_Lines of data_

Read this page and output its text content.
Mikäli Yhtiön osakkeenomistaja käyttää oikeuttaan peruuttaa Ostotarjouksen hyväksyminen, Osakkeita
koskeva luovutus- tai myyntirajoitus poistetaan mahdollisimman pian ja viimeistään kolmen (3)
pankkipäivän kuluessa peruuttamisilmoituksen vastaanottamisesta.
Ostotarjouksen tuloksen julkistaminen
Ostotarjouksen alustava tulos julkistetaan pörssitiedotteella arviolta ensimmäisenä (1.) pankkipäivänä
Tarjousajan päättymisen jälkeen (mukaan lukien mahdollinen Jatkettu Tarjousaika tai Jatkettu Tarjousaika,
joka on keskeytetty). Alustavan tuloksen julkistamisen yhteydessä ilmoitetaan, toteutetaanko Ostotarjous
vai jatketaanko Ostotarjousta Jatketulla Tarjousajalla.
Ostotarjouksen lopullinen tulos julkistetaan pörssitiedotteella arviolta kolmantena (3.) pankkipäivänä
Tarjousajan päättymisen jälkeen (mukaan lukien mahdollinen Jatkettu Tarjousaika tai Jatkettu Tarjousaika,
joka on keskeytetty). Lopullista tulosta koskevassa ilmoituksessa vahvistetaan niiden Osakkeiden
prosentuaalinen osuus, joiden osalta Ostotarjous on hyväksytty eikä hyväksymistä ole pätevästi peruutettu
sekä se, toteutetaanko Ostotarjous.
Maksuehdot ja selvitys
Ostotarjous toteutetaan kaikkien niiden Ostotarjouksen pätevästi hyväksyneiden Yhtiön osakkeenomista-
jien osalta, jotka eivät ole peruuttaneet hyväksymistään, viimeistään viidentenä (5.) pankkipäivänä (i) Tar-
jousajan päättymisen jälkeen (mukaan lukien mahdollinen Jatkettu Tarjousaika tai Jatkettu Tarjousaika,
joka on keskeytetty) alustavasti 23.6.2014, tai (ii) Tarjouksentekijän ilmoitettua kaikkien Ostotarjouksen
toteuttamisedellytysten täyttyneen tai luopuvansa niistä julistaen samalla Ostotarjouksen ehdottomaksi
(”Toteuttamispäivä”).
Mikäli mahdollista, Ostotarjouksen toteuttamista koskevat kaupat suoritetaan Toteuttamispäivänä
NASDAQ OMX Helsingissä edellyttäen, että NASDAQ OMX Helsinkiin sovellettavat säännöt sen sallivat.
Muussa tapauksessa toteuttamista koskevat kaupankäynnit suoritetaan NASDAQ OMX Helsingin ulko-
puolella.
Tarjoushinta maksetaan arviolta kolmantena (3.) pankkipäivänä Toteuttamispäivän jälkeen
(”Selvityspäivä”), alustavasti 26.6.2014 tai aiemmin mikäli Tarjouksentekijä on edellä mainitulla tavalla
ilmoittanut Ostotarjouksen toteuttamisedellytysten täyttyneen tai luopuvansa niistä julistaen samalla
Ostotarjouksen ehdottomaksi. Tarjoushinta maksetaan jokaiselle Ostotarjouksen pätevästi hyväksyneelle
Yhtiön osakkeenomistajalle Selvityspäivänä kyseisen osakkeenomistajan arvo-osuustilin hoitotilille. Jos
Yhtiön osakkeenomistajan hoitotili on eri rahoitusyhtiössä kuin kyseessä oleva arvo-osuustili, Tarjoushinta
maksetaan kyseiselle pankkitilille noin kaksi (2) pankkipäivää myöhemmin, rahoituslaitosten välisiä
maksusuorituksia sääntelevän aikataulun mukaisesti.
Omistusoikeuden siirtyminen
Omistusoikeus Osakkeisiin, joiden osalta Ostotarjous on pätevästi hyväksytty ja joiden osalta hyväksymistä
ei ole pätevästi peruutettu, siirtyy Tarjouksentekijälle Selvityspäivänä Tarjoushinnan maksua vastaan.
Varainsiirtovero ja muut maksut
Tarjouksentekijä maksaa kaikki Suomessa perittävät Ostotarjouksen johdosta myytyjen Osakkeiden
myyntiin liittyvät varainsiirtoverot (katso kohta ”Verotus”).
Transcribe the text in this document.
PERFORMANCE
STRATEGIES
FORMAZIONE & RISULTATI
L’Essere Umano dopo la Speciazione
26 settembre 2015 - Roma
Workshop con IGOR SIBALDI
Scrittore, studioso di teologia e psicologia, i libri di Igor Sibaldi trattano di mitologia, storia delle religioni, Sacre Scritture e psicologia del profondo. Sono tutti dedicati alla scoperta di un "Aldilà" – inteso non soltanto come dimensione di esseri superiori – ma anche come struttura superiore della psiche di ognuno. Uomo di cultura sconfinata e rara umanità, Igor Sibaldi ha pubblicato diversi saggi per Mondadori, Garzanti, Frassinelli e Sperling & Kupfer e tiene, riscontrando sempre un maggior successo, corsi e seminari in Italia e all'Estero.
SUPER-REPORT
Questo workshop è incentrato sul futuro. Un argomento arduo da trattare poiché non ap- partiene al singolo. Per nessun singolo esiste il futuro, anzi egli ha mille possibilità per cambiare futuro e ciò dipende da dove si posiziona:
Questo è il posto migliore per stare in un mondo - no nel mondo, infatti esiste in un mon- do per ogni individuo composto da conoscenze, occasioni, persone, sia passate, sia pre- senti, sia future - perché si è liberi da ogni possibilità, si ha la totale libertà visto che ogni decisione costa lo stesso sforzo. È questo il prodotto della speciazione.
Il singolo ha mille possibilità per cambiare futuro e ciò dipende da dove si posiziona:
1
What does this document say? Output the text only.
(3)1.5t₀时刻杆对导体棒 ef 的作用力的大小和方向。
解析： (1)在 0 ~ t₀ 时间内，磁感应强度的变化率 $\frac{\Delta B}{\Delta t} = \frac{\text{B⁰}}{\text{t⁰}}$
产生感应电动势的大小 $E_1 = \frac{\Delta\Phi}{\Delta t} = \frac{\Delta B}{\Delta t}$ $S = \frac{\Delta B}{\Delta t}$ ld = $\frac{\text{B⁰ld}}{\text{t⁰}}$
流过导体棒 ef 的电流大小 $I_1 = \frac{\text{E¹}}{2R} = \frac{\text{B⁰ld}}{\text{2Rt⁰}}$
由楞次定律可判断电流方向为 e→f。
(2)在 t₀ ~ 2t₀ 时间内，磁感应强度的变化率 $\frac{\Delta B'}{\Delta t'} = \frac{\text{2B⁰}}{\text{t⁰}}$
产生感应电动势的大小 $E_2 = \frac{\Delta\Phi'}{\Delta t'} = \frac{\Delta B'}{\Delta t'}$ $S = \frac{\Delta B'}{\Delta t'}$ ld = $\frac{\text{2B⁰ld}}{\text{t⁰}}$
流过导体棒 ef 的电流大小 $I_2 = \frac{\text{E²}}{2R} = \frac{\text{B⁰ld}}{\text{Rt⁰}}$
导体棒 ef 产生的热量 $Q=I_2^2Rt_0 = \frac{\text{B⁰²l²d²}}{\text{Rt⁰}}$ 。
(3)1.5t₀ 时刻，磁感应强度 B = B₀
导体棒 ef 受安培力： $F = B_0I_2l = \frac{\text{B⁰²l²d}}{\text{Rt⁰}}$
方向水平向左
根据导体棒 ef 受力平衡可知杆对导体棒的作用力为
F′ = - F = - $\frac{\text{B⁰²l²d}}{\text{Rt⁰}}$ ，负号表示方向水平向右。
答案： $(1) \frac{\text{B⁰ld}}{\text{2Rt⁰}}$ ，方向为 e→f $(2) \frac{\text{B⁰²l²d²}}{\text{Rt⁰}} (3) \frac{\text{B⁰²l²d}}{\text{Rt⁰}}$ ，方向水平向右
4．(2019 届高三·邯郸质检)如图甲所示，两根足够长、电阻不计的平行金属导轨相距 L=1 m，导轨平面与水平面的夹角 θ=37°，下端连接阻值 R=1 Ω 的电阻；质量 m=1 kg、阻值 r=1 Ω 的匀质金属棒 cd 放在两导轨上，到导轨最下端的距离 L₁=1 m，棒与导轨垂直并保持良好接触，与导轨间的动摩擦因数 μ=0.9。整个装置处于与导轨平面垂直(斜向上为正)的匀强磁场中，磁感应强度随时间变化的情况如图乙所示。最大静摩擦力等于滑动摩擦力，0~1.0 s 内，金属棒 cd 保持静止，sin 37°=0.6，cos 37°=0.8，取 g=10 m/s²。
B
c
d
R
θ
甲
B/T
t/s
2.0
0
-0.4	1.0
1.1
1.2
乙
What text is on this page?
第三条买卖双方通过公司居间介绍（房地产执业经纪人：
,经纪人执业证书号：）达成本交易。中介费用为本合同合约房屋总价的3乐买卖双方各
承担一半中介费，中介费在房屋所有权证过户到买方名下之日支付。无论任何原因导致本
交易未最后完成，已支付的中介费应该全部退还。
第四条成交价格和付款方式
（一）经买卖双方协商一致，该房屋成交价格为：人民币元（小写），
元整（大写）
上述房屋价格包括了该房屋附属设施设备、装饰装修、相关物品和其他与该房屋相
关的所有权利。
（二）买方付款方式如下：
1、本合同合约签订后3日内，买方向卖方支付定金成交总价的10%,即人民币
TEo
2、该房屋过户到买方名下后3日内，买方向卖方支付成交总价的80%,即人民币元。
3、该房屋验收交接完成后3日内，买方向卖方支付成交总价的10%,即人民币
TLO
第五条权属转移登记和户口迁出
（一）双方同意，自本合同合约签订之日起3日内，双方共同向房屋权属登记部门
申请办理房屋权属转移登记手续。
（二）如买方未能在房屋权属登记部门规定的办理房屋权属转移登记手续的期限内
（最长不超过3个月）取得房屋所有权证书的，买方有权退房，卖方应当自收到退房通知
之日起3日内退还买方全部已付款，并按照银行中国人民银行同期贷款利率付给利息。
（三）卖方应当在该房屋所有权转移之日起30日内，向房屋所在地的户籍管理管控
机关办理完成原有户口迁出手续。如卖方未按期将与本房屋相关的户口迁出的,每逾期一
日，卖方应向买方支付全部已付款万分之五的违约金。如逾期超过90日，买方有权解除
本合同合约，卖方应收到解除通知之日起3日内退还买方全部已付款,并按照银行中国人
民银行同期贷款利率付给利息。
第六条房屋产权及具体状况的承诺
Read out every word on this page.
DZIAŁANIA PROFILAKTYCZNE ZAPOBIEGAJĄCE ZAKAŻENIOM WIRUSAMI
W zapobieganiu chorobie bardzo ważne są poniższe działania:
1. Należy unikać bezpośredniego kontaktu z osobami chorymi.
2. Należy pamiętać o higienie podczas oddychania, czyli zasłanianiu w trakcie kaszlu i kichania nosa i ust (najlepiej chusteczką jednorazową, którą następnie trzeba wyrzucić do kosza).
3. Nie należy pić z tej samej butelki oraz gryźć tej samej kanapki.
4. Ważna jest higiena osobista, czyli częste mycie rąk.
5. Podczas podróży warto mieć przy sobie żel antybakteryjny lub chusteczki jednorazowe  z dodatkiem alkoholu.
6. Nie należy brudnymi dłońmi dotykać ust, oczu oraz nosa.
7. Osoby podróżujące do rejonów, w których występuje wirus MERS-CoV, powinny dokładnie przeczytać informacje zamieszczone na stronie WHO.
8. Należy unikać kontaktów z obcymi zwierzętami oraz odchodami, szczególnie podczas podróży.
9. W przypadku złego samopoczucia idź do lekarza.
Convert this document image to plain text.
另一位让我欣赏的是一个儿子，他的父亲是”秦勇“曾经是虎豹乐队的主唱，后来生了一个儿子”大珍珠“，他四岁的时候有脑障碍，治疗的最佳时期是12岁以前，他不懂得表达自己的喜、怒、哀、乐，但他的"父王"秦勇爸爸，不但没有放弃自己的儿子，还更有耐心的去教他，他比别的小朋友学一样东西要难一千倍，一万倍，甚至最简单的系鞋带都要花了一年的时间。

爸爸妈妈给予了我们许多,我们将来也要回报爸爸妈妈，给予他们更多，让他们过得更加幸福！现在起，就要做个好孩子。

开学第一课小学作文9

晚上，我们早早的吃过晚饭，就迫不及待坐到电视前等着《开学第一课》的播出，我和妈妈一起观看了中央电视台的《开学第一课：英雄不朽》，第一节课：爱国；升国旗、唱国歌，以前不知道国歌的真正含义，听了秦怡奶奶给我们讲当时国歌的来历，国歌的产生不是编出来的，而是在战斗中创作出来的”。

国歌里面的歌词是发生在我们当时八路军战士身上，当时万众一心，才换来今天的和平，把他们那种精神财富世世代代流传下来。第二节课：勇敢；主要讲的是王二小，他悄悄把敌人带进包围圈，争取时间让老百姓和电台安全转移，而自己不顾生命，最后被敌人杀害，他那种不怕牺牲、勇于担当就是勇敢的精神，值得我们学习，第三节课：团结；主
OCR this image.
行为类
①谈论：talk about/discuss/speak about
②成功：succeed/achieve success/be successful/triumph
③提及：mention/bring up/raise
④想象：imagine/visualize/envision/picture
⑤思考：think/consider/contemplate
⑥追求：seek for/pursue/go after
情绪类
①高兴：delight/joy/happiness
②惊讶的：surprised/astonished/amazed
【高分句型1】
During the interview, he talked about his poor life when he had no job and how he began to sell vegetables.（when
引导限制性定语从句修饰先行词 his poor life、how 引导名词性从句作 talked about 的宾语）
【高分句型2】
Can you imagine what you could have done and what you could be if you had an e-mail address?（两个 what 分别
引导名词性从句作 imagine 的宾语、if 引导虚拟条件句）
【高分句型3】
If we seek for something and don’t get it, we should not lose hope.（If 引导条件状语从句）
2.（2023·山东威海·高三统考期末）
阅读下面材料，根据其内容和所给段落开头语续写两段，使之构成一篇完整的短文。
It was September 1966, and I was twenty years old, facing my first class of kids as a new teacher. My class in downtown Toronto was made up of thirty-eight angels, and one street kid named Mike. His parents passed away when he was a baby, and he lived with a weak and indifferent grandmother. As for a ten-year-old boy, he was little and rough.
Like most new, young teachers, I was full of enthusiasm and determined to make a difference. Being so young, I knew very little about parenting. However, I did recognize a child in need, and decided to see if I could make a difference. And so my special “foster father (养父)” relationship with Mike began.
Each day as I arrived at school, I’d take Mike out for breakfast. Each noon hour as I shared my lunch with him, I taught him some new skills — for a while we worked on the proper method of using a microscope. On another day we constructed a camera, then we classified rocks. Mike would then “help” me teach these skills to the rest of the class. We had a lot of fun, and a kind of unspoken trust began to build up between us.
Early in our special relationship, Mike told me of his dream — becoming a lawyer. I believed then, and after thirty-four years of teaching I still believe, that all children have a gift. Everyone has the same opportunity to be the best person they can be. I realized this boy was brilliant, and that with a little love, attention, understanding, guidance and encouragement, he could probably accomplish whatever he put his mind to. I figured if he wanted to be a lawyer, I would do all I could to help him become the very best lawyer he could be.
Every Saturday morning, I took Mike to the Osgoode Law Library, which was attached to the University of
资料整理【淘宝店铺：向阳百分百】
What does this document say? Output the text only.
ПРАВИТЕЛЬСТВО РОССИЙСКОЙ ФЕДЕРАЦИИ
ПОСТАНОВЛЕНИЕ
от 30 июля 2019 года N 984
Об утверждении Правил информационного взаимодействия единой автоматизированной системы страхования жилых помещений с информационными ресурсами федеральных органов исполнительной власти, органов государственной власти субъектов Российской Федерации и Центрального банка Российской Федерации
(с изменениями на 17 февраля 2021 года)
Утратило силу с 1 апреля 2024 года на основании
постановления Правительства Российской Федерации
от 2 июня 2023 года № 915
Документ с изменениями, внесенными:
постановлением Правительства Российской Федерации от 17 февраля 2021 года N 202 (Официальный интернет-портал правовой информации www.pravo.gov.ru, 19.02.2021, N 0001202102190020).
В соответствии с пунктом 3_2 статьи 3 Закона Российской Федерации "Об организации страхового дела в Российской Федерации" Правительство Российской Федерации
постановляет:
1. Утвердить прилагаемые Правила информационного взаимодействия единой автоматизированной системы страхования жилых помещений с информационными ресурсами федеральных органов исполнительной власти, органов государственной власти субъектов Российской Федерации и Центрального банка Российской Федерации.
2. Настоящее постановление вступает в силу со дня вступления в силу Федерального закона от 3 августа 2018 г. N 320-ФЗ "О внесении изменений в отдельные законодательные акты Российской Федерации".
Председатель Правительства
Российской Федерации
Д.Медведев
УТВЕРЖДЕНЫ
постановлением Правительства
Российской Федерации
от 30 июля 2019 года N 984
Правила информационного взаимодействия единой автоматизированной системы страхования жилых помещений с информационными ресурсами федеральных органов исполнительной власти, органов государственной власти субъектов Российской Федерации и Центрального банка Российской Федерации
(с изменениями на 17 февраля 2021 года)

_WHAT YOU SHOULD DO_
Return only the number of lines in the data that contain "Questo".

_ANSWER TO THE EXERCISE_
2